* **Set exercise**:
What is the number of lines containing the word "settings"? Please answer with that number and nothing more.

— begin Extracted information —

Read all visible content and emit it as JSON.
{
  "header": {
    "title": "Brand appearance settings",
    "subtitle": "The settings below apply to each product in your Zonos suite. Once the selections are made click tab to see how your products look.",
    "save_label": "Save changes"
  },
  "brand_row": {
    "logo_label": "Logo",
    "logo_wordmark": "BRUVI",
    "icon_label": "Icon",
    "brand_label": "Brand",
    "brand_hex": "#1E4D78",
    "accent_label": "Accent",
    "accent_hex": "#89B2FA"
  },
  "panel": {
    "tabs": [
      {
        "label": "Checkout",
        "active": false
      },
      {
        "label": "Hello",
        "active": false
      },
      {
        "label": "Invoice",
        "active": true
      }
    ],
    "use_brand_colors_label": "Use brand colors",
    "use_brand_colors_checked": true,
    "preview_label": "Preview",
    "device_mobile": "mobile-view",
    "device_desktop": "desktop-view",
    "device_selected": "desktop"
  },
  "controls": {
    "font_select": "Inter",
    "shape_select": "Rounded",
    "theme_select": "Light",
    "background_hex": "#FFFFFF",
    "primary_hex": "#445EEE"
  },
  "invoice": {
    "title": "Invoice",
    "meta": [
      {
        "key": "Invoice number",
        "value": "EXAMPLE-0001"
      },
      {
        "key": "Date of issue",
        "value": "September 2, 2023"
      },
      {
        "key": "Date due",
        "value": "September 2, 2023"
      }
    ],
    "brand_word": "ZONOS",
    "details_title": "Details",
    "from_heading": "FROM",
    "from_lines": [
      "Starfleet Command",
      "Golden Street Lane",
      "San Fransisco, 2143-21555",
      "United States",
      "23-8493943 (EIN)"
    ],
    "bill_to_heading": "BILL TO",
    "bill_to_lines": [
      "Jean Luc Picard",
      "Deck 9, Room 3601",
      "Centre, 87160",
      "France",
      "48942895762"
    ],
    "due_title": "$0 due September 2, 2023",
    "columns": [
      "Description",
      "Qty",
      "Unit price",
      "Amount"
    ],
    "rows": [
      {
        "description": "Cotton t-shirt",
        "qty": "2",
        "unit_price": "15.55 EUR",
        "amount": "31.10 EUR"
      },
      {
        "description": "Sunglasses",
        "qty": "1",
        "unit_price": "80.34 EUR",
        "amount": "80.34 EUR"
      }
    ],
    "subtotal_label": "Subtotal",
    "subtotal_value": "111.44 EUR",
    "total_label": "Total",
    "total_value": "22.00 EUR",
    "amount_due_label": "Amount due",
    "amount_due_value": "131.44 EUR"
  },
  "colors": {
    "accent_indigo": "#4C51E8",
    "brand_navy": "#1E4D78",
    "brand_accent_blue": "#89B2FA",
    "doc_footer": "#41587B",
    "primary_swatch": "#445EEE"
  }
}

— end Extracted information —

* **Worked answer**:
2